- Entries supplied

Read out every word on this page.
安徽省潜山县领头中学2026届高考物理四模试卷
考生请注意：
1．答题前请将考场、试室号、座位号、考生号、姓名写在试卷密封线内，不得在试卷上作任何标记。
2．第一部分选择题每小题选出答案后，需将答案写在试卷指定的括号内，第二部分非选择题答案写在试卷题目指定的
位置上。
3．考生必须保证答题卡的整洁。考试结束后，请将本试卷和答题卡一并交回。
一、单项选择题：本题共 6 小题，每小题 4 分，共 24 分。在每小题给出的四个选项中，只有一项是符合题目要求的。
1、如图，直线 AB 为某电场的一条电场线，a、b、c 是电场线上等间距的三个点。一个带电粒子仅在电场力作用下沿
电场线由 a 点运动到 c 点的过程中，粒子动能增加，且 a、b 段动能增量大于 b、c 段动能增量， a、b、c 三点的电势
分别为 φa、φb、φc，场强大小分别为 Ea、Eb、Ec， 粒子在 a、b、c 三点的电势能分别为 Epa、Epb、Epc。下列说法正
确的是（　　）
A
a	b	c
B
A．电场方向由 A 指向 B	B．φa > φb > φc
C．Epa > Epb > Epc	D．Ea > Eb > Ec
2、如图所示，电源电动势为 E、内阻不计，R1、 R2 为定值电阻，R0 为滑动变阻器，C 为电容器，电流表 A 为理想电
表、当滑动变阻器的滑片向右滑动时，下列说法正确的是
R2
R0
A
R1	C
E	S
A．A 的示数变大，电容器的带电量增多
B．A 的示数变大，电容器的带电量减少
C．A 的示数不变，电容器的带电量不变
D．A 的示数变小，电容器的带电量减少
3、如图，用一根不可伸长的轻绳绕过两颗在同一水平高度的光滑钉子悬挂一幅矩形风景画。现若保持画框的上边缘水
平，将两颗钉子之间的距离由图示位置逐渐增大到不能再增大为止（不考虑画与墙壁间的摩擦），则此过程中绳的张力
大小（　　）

- Problem details
Nothing in the listing may be changed; retype it all exactly.

- Response below
Read out every word on this page.
安徽省潜山县领头中学2026届高考物理四模试卷
考生请注意：
1．答题前请将考场、试室号、座位号、考生号、姓名写在试卷密封线内，不得在试卷上作任何标记。
2．第一部分选择题每小题选出答案后，需将答案写在试卷指定的括号内，第二部分非选择题答案写在试卷题目指定的
位置上。
3．考生必须保证答题卡的整洁。考试结束后，请将本试卷和答题卡一并交回。
一、单项选择题：本题共 6 小题，每小题 4 分，共 24 分。在每小题给出的四个选项中，只有一项是符合题目要求的。
1、如图，直线 AB 为某电场的一条电场线，a、b、c 是电场线上等间距的三个点。一个带电粒子仅在电场力作用下沿
电场线由 a 点运动到 c 点的过程中，粒子动能增加，且 a、b 段动能增量大于 b、c 段动能增量， a、b、c 三点的电势
分别为 φa、φb、φc，场强大小分别为 Ea、Eb、Ec， 粒子在 a、b、c 三点的电势能分别为 Epa、Epb、Epc。下列说法正
确的是（　　）
A
a	b	c
B
A．电场方向由 A 指向 B	B．φa > φb > φc
C．Epa > Epb > Epc	D．Ea > Eb > Ec
2、如图所示，电源电动势为 E、内阻不计，R1、 R2 为定值电阻，R0 为滑动变阻器，C 为电容器，电流表 A 为理想电
表、当滑动变阻器的滑片向右滑动时，下列说法正确的是
R2
R0
A
R1	C
E	S
A．A 的示数变大，电容器的带电量增多
B．A 的示数变大，电容器的带电量减少
C．A 的示数不变，电容器的带电量不变
D．A 的示数变小，电容器的带电量减少
3、如图，用一根不可伸长的轻绳绕过两颗在同一水平高度的光滑钉子悬挂一幅矩形风景画。现若保持画框的上边缘水
平，将两颗钉子之间的距离由图示位置逐渐增大到不能再增大为止（不考虑画与墙壁间的摩擦），则此过程中绳的张力
大小（　　）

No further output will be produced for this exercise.